In further accordance with this invention, a
puncture sealing pneumatic tire of the tubeless type
is provided having two spaced, essentially inextensible
beads, a crown portion generally having an outer ground
contacting tread, a pair of individual sidewalls
extending radially from the axial outer edges of said
crown portion to join the respective beads, a supporting
or reinforcing structure for said crown portion and
sidewalls, usually extending from bead to bead and
often referred to as a carcass, and said sealant composite
strip adhered to its inner surface. It is preferred
that the sealant composite sheet is positioned and
adhered circumferentially around the inside of the tire
on its inner surface on the area of its crown portion,
therefore, opposite the tread, although it can, if
desired, cover a major portion or entire inner surface of
the tire by extending essentially from bead-to-bead.

Goal: Can you copy the whole puncture sealing tire passage above, word for word?

Records supplied:

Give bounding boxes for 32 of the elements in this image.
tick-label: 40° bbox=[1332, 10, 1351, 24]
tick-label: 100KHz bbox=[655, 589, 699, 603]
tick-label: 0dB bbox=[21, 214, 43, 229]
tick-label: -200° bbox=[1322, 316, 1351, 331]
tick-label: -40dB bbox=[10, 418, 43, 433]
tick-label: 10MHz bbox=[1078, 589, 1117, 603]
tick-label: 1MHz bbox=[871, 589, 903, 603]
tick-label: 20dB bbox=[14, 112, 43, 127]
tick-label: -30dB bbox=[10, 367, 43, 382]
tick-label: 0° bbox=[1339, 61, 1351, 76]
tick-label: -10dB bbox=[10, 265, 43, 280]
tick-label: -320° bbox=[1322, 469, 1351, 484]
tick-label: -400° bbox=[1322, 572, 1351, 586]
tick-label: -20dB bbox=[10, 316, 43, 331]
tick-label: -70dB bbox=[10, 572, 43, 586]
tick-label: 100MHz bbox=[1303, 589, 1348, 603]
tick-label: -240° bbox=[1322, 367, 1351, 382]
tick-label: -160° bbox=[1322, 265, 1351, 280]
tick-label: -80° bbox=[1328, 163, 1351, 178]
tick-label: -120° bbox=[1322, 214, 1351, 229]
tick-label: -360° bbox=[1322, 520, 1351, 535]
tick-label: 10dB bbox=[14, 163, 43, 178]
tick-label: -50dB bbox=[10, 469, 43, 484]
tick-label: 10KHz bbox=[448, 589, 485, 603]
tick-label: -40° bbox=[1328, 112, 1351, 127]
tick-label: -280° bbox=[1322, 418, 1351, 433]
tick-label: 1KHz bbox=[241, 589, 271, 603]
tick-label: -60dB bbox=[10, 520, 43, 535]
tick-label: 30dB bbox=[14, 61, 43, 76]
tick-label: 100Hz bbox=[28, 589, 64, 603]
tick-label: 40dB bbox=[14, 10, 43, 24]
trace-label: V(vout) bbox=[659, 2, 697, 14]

The completed task:
In further accordance with this invention, a
puncture sealing pneumatic tire of the tubeless type
is provided having two spaced, essentially inextensible
beads, a crown portion generally having an outer ground
contacting tread, a pair of individual sidewalls
extending radially from the axial outer edges of said
crown portion to join the respective beads, a supporting
or reinforcing structure for said crown portion and
sidewalls, usually extending from bead to bead and
often referred to as a carcass, and said sealant composite
strip adhered to its inner surface. It is preferred
that the sealant composite sheet is positioned and
adhered circumferentially around the inside of the tire
on its inner surface on the area of its crown portion,
therefore, opposite the tread, although it can, if
desired, cover a major portion or entire inner surface of
the tire by extending essentially from bead-to-bead.